THE PROBLEM:
Your task is to repeat the entries exactly. Leave the pictures out.

TASK INPUTS:

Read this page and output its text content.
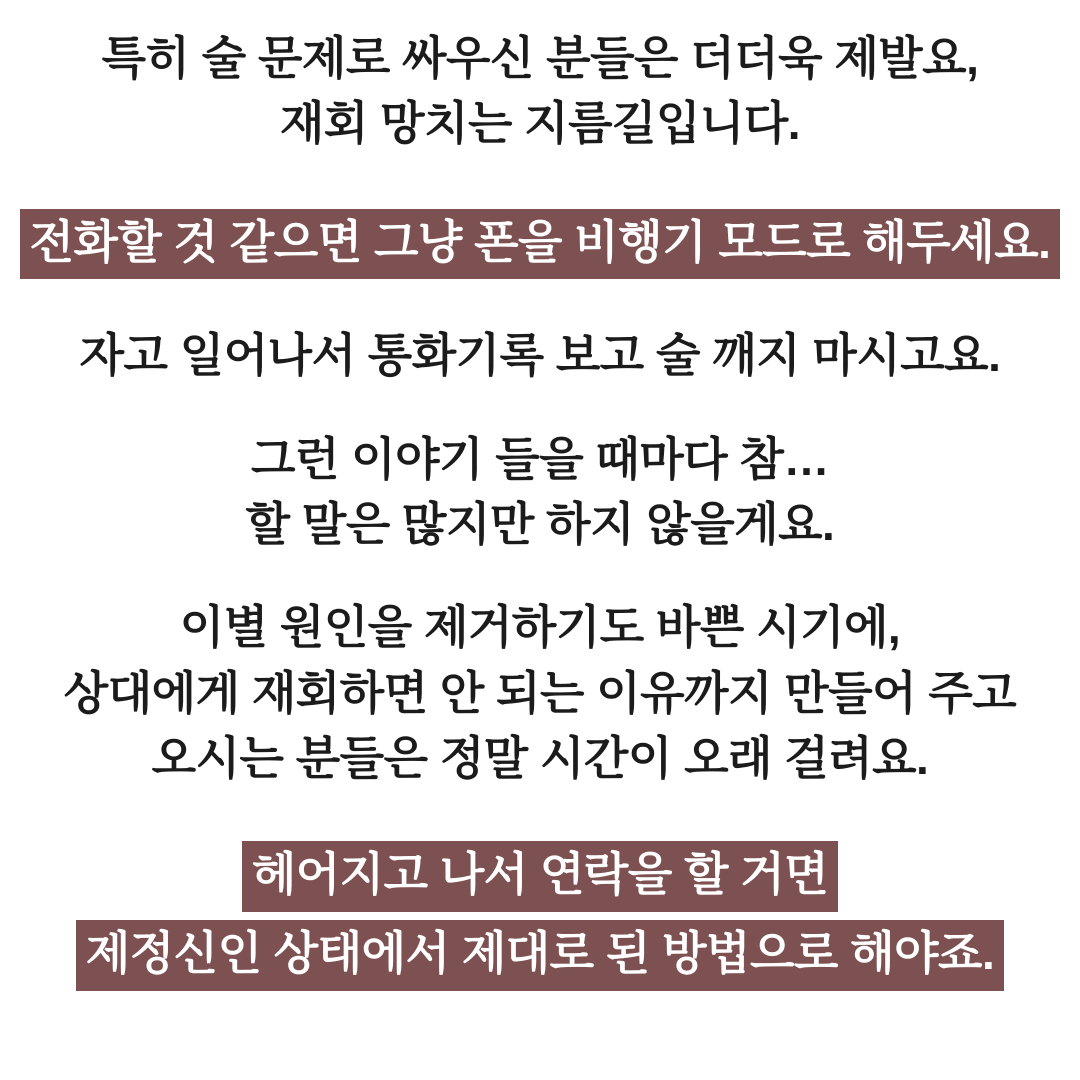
특히 술 문제로 싸우신 분들은 더더욱 제발요,
재회 망치는 지름길입니다.
전화할 것 같으면 그냥 폰을 비행기 모드로 해두세요.
자고 일어나서 통화기록 보고 술 깨지 마시고요.
그런 이야기 들을 때마다 참…
할 말은 많지만 하지 않을게요.
이별 원인을 제거하기도 바쁜 시기에,
상대에게 재회하면 안 되는 이유까지 만들어 주고
오시는 분들은 정말 시간이 오래 걸려요.
헤어지고 나서 연락을 할 거면
제정신인 상태에서 제대로 된 방법으로 해야죠.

WORKED ANSWER:
Read this page and output its text content.
특히 술 문제로 싸우신 분들은 더더욱 제발요,
재회 망치는 지름길입니다.
전화할 것 같으면 그냥 폰을 비행기 모드로 해두세요.
자고 일어나서 통화기록 보고 술 깨지 마시고요.
그런 이야기 들을 때마다 참…
할 말은 많지만 하지 않을게요.
이별 원인을 제거하기도 바쁜 시기에,
상대에게 재회하면 안 되는 이유까지 만들어 주고
오시는 분들은 정말 시간이 오래 걸려요.
헤어지고 나서 연락을 할 거면
제정신인 상태에서 제대로 된 방법으로 해야죠.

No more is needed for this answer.